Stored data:
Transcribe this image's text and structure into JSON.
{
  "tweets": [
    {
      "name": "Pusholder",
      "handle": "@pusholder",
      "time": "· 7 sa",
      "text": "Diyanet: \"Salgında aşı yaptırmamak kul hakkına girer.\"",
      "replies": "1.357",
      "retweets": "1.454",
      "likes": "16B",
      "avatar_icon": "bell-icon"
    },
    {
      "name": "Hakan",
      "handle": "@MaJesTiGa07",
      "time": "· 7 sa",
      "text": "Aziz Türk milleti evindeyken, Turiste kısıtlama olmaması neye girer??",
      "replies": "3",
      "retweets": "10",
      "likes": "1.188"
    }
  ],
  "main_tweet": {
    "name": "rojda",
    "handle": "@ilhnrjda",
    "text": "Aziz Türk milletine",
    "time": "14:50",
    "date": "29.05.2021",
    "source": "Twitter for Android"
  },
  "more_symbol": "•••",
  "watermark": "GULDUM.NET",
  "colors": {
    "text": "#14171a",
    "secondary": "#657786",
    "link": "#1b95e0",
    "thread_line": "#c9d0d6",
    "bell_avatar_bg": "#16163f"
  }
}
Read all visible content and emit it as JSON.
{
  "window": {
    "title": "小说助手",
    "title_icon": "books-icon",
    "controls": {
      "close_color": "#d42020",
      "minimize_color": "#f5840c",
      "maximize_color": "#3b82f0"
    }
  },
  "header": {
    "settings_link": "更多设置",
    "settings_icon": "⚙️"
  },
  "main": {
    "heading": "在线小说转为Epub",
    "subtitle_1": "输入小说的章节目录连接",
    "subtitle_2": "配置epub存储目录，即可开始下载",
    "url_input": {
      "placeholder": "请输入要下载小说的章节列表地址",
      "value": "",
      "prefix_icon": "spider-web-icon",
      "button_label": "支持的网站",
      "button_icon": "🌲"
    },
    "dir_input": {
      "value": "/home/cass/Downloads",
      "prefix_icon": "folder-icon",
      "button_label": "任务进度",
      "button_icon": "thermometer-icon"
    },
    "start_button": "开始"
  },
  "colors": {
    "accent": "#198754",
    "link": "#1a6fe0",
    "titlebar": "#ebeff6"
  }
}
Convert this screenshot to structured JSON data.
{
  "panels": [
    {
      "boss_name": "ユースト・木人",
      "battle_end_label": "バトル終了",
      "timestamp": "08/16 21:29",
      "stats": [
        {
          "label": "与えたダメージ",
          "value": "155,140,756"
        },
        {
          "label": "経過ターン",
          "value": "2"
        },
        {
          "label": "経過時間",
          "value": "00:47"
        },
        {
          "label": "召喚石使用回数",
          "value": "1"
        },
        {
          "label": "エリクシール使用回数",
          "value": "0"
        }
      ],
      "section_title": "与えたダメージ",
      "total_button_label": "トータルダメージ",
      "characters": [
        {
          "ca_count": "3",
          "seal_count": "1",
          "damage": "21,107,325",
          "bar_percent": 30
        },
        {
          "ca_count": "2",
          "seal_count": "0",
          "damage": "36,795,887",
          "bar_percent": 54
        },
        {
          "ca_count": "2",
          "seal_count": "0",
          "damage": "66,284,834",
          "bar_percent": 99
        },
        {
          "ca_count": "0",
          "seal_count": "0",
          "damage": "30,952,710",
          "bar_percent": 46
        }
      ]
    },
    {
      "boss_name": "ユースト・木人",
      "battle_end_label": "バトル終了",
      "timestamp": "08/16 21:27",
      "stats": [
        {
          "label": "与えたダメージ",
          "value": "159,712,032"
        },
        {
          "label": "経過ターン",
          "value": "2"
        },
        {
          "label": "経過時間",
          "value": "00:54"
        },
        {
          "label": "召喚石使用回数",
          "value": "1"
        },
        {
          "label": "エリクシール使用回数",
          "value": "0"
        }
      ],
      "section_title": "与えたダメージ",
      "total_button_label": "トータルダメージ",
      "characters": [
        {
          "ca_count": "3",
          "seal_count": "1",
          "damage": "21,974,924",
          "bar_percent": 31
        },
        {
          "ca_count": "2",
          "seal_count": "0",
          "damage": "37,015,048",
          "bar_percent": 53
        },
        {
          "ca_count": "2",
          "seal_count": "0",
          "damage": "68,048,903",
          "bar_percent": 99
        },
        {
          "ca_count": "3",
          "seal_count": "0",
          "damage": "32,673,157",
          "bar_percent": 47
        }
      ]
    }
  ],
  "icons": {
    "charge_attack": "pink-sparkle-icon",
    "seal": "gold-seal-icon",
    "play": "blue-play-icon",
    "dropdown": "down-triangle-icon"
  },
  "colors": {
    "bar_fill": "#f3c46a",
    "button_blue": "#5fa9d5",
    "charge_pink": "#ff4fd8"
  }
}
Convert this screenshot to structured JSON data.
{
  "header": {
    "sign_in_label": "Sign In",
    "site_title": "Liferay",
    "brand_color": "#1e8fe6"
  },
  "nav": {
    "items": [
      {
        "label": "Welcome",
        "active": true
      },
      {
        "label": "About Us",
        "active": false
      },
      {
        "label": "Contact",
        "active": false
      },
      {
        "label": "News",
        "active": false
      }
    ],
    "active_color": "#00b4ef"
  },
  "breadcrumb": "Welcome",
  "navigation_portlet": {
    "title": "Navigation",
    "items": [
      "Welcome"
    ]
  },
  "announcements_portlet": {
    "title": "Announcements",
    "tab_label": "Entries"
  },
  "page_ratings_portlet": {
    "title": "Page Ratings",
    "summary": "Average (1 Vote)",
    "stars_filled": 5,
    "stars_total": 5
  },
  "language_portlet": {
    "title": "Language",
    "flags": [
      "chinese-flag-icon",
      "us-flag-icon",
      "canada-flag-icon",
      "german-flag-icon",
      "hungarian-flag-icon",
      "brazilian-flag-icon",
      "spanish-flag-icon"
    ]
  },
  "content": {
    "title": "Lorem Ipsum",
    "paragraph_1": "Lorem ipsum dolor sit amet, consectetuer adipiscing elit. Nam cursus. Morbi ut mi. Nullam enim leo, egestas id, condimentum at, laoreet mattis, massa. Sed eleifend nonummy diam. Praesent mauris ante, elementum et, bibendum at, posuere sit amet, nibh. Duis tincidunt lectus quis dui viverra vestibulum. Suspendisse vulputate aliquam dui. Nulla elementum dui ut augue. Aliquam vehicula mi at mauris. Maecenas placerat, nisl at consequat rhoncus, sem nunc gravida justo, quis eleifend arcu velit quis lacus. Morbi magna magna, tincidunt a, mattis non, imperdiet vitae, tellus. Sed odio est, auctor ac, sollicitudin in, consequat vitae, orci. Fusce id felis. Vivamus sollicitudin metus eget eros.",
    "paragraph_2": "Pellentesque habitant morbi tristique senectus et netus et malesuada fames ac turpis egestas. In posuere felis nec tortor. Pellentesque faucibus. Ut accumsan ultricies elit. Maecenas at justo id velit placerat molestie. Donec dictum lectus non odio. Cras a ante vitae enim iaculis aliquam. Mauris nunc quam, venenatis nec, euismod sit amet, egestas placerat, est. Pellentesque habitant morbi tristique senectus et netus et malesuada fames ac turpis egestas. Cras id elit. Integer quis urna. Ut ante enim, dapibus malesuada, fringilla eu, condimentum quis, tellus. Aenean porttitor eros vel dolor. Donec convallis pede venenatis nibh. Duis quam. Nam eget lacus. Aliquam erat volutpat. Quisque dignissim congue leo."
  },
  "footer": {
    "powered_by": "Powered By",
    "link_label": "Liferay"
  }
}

(Stated problem) Work out the number of lines above that include the string "aliquam" and write only that number.

(Task response) 2